Pictures stay out of the copy; set down each line of the listing below exactly.

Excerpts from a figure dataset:
----

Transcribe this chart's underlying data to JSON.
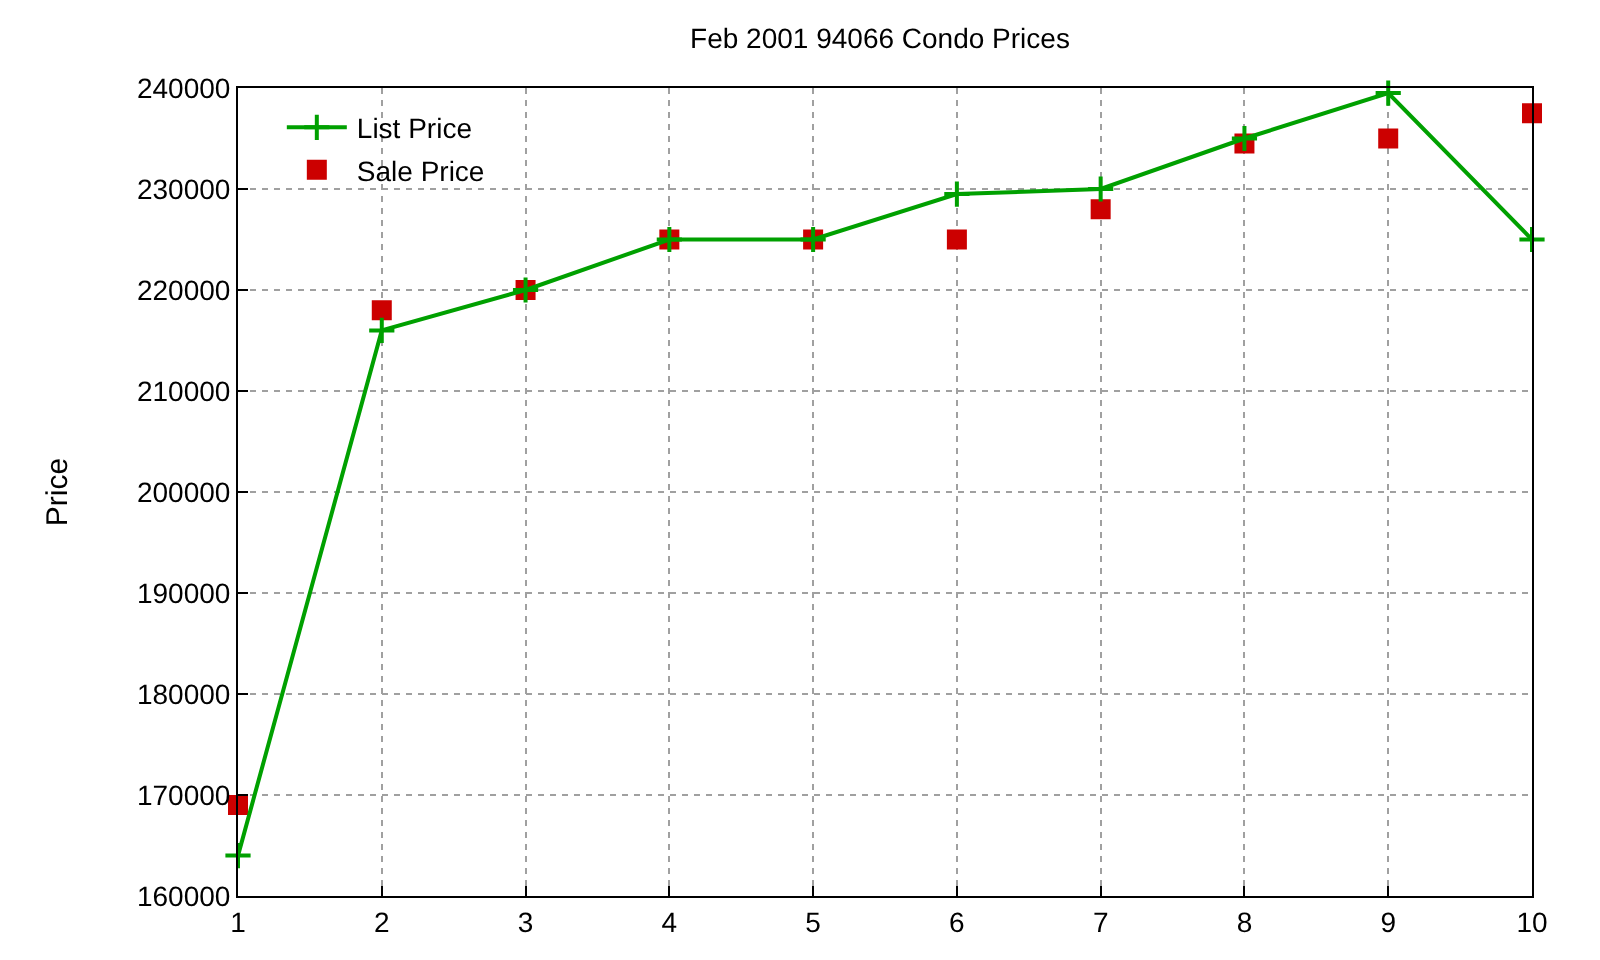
{
  "chart_data": {
    "type": "line",
    "title": "Feb 2001 94066 Condo Prices",
    "ylabel": "Price",
    "x": [
      1,
      2,
      3,
      4,
      5,
      6,
      7,
      8,
      9,
      10
    ],
    "series": [
      {
        "name": "List Price",
        "color": "#00a000",
        "marker": "cross",
        "values": [
          164000,
          216000,
          220000,
          225000,
          225000,
          229500,
          230000,
          235000,
          239500,
          225000
        ]
      },
      {
        "name": "Sale Price",
        "type": "scatter",
        "color": "#cc0000",
        "marker": "square",
        "values": [
          169000,
          218000,
          220000,
          225000,
          225000,
          225000,
          228000,
          234500,
          235000,
          237500
        ]
      }
    ],
    "xlim": [
      1,
      10
    ],
    "xticks": [
      1,
      2,
      3,
      4,
      5,
      6,
      7,
      8,
      9,
      10
    ],
    "ylim": [
      160000,
      240000
    ],
    "yticks": [
      160000,
      170000,
      180000,
      190000,
      200000,
      210000,
      220000,
      230000,
      240000
    ],
    "grid": true,
    "legend": "top left"
  }
}
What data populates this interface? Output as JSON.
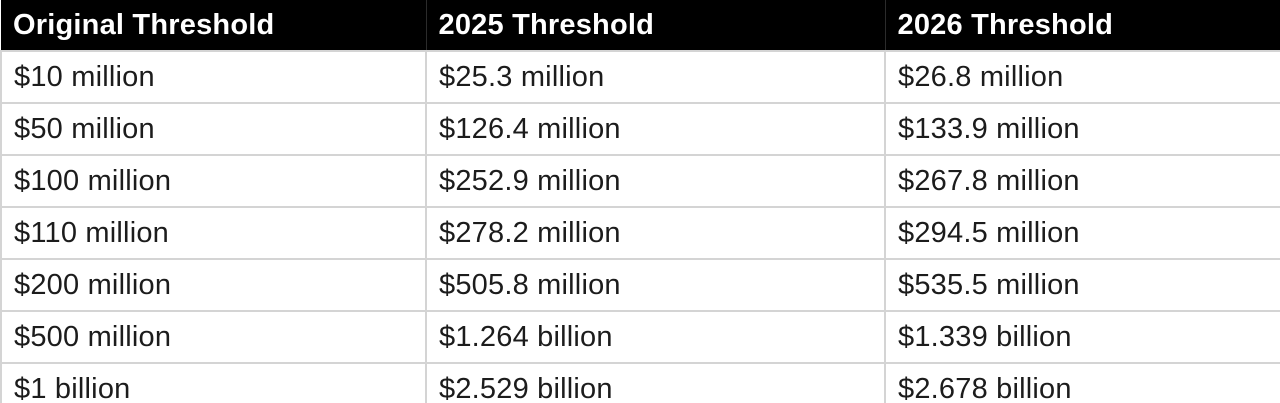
{
  "chart_data": {
    "type": "table",
    "columns": [
      "Original Threshold",
      "2025 Threshold",
      "2026 Threshold"
    ],
    "rows": [
      [
        "$10 million",
        "$25.3 million",
        "$26.8 million"
      ],
      [
        "$50 million",
        "$126.4 million",
        "$133.9 million"
      ],
      [
        "$100 million",
        "$252.9 million",
        "$267.8 million"
      ],
      [
        "$110 million",
        "$278.2 million",
        "$294.5 million"
      ],
      [
        "$200 million",
        "$505.8 million",
        "$535.5 million"
      ],
      [
        "$500 million",
        "$1.264 billion",
        "$1.339 billion"
      ],
      [
        "$1 billion",
        "$2.529 billion",
        "$2.678 billion"
      ]
    ],
    "colors": {
      "header_bg": "#000000",
      "header_text": "#ffffff",
      "body_text": "#1c1c1c",
      "border": "#d4d4d4",
      "row_bg": "#ffffff"
    },
    "layout": {
      "grid": true,
      "header_position": "top",
      "column_alignment": [
        "left",
        "left",
        "left"
      ]
    }
  }
}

----

Written answer:
Transcribe this chart's underlying data to JSON.
{
  "chart_data": {
    "type": "line",
    "title": "Feb 2001 94066 Condo Prices",
    "ylabel": "Price",
    "x": [
      1,
      2,
      3,
      4,
      5,
      6,
      7,
      8,
      9,
      10
    ],
    "series": [
      {
        "name": "List Price",
        "color": "#00a000",
        "marker": "cross",
        "values": [
          164000,
          216000,
          220000,
          225000,
          225000,
          229500,
          230000,
          235000,
          239500,
          225000
        ]
      },
      {
        "name": "Sale Price",
        "type": "scatter",
        "color": "#cc0000",
        "marker": "square",
        "values": [
          169000,
          218000,
          220000,
          225000,
          225000,
          225000,
          228000,
          234500,
          235000,
          237500
        ]
      }
    ],
    "xlim": [
      1,
      10
    ],
    "xticks": [
      1,
      2,
      3,
      4,
      5,
      6,
      7,
      8,
      9,
      10
    ],
    "ylim": [
      160000,
      240000
    ],
    "yticks": [
      160000,
      170000,
      180000,
      190000,
      200000,
      210000,
      220000,
      230000,
      240000
    ],
    "grid": true,
    "legend": "top left"
  }
}
What data populates this interface? Output as JSON.
{
  "chart_data": {
    "type": "table",
    "columns": [
      "Original Threshold",
      "2025 Threshold",
      "2026 Threshold"
    ],
    "rows": [
      [
        "$10 million",
        "$25.3 million",
        "$26.8 million"
      ],
      [
        "$50 million",
        "$126.4 million",
        "$133.9 million"
      ],
      [
        "$100 million",
        "$252.9 million",
        "$267.8 million"
      ],
      [
        "$110 million",
        "$278.2 million",
        "$294.5 million"
      ],
      [
        "$200 million",
        "$505.8 million",
        "$535.5 million"
      ],
      [
        "$500 million",
        "$1.264 billion",
        "$1.339 billion"
      ],
      [
        "$1 billion",
        "$2.529 billion",
        "$2.678 billion"
      ]
    ],
    "colors": {
      "header_bg": "#000000",
      "header_text": "#ffffff",
      "body_text": "#1c1c1c",
      "border": "#d4d4d4",
      "row_bg": "#ffffff"
    },
    "layout": {
      "grid": true,
      "header_position": "top",
      "column_alignment": [
        "left",
        "left",
        "left"
      ]
    }
  }
}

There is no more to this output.